• **Set problem**: Repeat the lines below exactly as they appear, but leave out the images.

• **Records for the task**:
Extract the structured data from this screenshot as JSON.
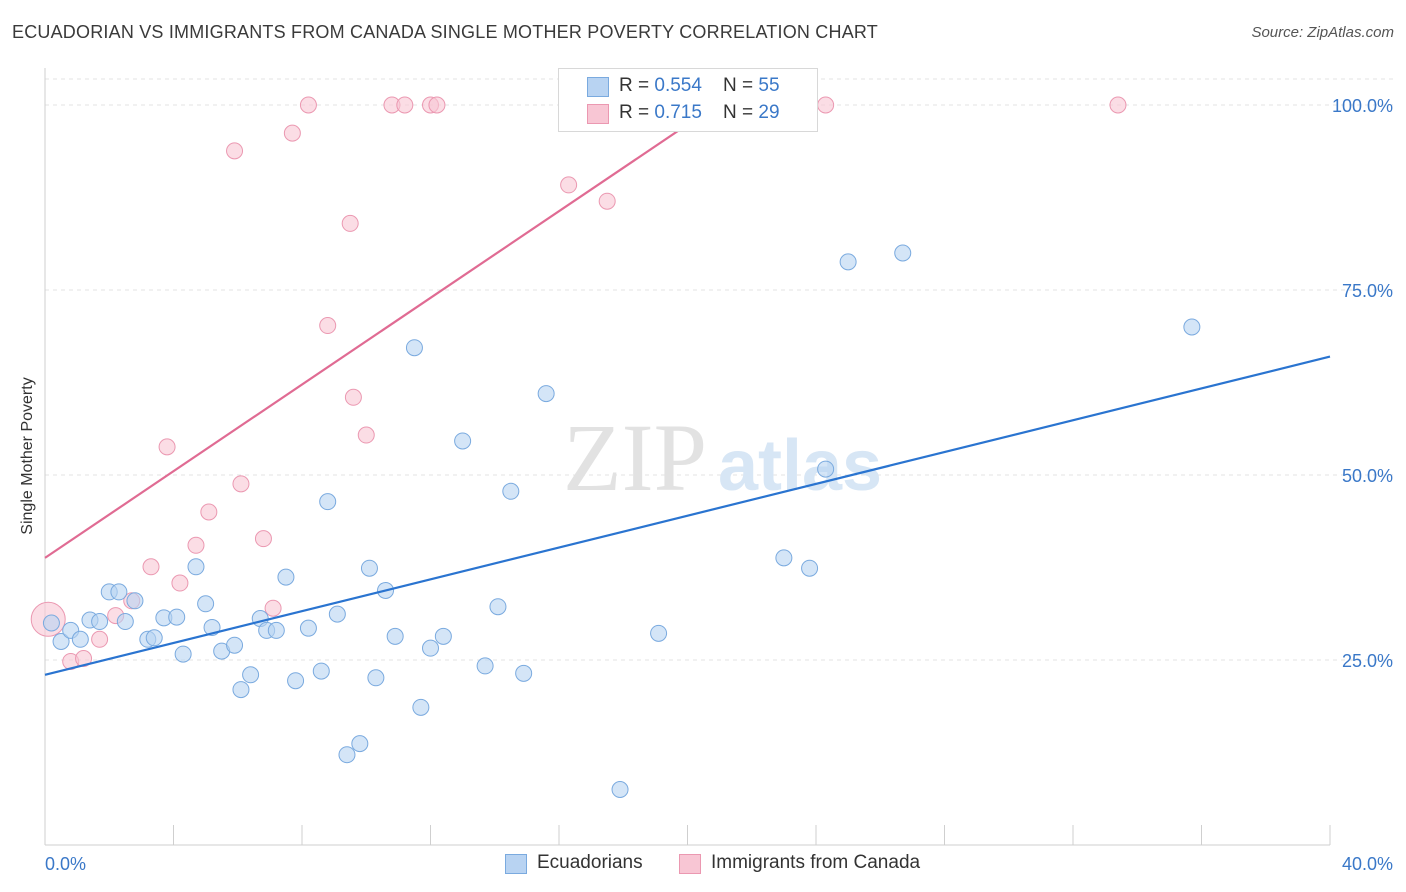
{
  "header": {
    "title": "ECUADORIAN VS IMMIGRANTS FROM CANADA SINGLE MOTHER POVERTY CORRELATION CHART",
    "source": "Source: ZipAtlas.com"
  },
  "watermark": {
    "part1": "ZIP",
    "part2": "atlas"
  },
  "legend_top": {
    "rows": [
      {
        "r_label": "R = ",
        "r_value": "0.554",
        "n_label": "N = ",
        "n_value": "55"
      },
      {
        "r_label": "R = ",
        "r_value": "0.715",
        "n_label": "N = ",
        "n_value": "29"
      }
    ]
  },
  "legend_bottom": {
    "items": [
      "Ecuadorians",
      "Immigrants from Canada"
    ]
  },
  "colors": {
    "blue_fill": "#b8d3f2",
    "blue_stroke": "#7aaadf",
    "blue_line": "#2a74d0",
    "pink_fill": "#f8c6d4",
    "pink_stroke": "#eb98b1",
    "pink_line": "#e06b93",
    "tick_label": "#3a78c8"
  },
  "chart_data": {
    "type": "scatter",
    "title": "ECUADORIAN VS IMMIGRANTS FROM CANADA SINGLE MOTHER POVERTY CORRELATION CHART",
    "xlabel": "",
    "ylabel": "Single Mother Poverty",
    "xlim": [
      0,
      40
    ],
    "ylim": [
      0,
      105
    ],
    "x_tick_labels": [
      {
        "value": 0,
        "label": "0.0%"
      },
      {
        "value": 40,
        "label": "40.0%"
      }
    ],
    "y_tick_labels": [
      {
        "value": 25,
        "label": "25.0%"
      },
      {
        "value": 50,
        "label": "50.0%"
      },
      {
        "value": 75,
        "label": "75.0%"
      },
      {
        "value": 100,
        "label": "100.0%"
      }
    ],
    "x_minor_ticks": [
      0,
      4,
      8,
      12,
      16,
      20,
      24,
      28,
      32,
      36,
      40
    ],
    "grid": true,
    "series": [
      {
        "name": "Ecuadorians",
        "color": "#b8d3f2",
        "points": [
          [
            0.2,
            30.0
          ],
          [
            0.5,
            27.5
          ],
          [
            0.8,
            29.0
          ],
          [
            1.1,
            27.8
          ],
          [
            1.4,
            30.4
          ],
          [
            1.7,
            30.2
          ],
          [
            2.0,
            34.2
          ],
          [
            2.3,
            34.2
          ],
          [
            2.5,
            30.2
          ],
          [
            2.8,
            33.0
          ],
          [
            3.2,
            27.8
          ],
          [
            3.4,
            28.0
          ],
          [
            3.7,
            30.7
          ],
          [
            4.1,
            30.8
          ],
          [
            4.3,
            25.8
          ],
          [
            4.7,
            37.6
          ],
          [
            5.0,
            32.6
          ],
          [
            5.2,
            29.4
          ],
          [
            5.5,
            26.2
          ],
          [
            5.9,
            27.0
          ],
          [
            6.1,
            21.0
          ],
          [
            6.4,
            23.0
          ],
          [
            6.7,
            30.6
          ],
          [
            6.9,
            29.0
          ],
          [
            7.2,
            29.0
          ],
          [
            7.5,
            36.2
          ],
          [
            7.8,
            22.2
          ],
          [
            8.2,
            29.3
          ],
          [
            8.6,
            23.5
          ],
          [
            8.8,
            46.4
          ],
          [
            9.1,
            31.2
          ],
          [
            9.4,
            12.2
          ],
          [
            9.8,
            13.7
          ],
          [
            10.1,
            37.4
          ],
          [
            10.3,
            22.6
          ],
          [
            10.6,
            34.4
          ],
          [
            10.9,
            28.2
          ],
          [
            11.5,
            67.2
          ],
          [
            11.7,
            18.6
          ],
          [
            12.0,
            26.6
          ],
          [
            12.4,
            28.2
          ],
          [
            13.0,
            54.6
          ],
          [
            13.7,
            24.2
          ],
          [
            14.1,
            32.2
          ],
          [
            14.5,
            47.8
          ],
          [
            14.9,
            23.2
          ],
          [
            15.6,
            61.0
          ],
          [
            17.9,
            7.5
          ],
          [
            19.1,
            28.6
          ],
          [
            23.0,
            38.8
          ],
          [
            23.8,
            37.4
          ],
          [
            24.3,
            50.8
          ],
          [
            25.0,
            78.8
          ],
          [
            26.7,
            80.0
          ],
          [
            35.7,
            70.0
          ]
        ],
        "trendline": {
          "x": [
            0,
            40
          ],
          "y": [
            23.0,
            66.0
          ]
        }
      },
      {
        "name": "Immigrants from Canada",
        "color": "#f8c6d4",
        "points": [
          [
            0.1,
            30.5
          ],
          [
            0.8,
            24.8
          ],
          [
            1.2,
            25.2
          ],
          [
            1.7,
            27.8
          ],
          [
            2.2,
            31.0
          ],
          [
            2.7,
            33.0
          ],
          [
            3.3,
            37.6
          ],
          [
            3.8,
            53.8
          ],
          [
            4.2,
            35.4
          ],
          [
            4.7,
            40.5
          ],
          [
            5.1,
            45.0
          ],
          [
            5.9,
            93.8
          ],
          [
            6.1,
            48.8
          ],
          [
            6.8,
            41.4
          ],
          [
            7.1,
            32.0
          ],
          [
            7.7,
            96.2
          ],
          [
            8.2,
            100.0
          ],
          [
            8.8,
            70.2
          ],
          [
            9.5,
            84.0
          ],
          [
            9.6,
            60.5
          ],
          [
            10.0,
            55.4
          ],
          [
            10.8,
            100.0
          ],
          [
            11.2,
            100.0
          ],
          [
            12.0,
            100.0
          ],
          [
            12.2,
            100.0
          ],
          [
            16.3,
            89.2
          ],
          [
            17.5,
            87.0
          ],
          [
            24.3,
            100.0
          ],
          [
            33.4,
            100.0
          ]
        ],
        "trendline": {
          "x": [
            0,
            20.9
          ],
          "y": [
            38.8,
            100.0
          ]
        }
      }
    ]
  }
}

• **Full response**:
Extract the structured data from this screenshot as JSON.
{
  "header": {
    "title": "ECUADORIAN VS IMMIGRANTS FROM CANADA SINGLE MOTHER POVERTY CORRELATION CHART",
    "source": "Source: ZipAtlas.com"
  },
  "watermark": {
    "part1": "ZIP",
    "part2": "atlas"
  },
  "legend_top": {
    "rows": [
      {
        "r_label": "R = ",
        "r_value": "0.554",
        "n_label": "N = ",
        "n_value": "55"
      },
      {
        "r_label": "R = ",
        "r_value": "0.715",
        "n_label": "N = ",
        "n_value": "29"
      }
    ]
  },
  "legend_bottom": {
    "items": [
      "Ecuadorians",
      "Immigrants from Canada"
    ]
  },
  "colors": {
    "blue_fill": "#b8d3f2",
    "blue_stroke": "#7aaadf",
    "blue_line": "#2a74d0",
    "pink_fill": "#f8c6d4",
    "pink_stroke": "#eb98b1",
    "pink_line": "#e06b93",
    "tick_label": "#3a78c8"
  },
  "chart_data": {
    "type": "scatter",
    "title": "ECUADORIAN VS IMMIGRANTS FROM CANADA SINGLE MOTHER POVERTY CORRELATION CHART",
    "xlabel": "",
    "ylabel": "Single Mother Poverty",
    "xlim": [
      0,
      40
    ],
    "ylim": [
      0,
      105
    ],
    "x_tick_labels": [
      {
        "value": 0,
        "label": "0.0%"
      },
      {
        "value": 40,
        "label": "40.0%"
      }
    ],
    "y_tick_labels": [
      {
        "value": 25,
        "label": "25.0%"
      },
      {
        "value": 50,
        "label": "50.0%"
      },
      {
        "value": 75,
        "label": "75.0%"
      },
      {
        "value": 100,
        "label": "100.0%"
      }
    ],
    "x_minor_ticks": [
      0,
      4,
      8,
      12,
      16,
      20,
      24,
      28,
      32,
      36,
      40
    ],
    "grid": true,
    "series": [
      {
        "name": "Ecuadorians",
        "color": "#b8d3f2",
        "points": [
          [
            0.2,
            30.0
          ],
          [
            0.5,
            27.5
          ],
          [
            0.8,
            29.0
          ],
          [
            1.1,
            27.8
          ],
          [
            1.4,
            30.4
          ],
          [
            1.7,
            30.2
          ],
          [
            2.0,
            34.2
          ],
          [
            2.3,
            34.2
          ],
          [
            2.5,
            30.2
          ],
          [
            2.8,
            33.0
          ],
          [
            3.2,
            27.8
          ],
          [
            3.4,
            28.0
          ],
          [
            3.7,
            30.7
          ],
          [
            4.1,
            30.8
          ],
          [
            4.3,
            25.8
          ],
          [
            4.7,
            37.6
          ],
          [
            5.0,
            32.6
          ],
          [
            5.2,
            29.4
          ],
          [
            5.5,
            26.2
          ],
          [
            5.9,
            27.0
          ],
          [
            6.1,
            21.0
          ],
          [
            6.4,
            23.0
          ],
          [
            6.7,
            30.6
          ],
          [
            6.9,
            29.0
          ],
          [
            7.2,
            29.0
          ],
          [
            7.5,
            36.2
          ],
          [
            7.8,
            22.2
          ],
          [
            8.2,
            29.3
          ],
          [
            8.6,
            23.5
          ],
          [
            8.8,
            46.4
          ],
          [
            9.1,
            31.2
          ],
          [
            9.4,
            12.2
          ],
          [
            9.8,
            13.7
          ],
          [
            10.1,
            37.4
          ],
          [
            10.3,
            22.6
          ],
          [
            10.6,
            34.4
          ],
          [
            10.9,
            28.2
          ],
          [
            11.5,
            67.2
          ],
          [
            11.7,
            18.6
          ],
          [
            12.0,
            26.6
          ],
          [
            12.4,
            28.2
          ],
          [
            13.0,
            54.6
          ],
          [
            13.7,
            24.2
          ],
          [
            14.1,
            32.2
          ],
          [
            14.5,
            47.8
          ],
          [
            14.9,
            23.2
          ],
          [
            15.6,
            61.0
          ],
          [
            17.9,
            7.5
          ],
          [
            19.1,
            28.6
          ],
          [
            23.0,
            38.8
          ],
          [
            23.8,
            37.4
          ],
          [
            24.3,
            50.8
          ],
          [
            25.0,
            78.8
          ],
          [
            26.7,
            80.0
          ],
          [
            35.7,
            70.0
          ]
        ],
        "trendline": {
          "x": [
            0,
            40
          ],
          "y": [
            23.0,
            66.0
          ]
        }
      },
      {
        "name": "Immigrants from Canada",
        "color": "#f8c6d4",
        "points": [
          [
            0.1,
            30.5
          ],
          [
            0.8,
            24.8
          ],
          [
            1.2,
            25.2
          ],
          [
            1.7,
            27.8
          ],
          [
            2.2,
            31.0
          ],
          [
            2.7,
            33.0
          ],
          [
            3.3,
            37.6
          ],
          [
            3.8,
            53.8
          ],
          [
            4.2,
            35.4
          ],
          [
            4.7,
            40.5
          ],
          [
            5.1,
            45.0
          ],
          [
            5.9,
            93.8
          ],
          [
            6.1,
            48.8
          ],
          [
            6.8,
            41.4
          ],
          [
            7.1,
            32.0
          ],
          [
            7.7,
            96.2
          ],
          [
            8.2,
            100.0
          ],
          [
            8.8,
            70.2
          ],
          [
            9.5,
            84.0
          ],
          [
            9.6,
            60.5
          ],
          [
            10.0,
            55.4
          ],
          [
            10.8,
            100.0
          ],
          [
            11.2,
            100.0
          ],
          [
            12.0,
            100.0
          ],
          [
            12.2,
            100.0
          ],
          [
            16.3,
            89.2
          ],
          [
            17.5,
            87.0
          ],
          [
            24.3,
            100.0
          ],
          [
            33.4,
            100.0
          ]
        ],
        "trendline": {
          "x": [
            0,
            20.9
          ],
          "y": [
            38.8,
            100.0
          ]
        }
      }
    ]
  }
}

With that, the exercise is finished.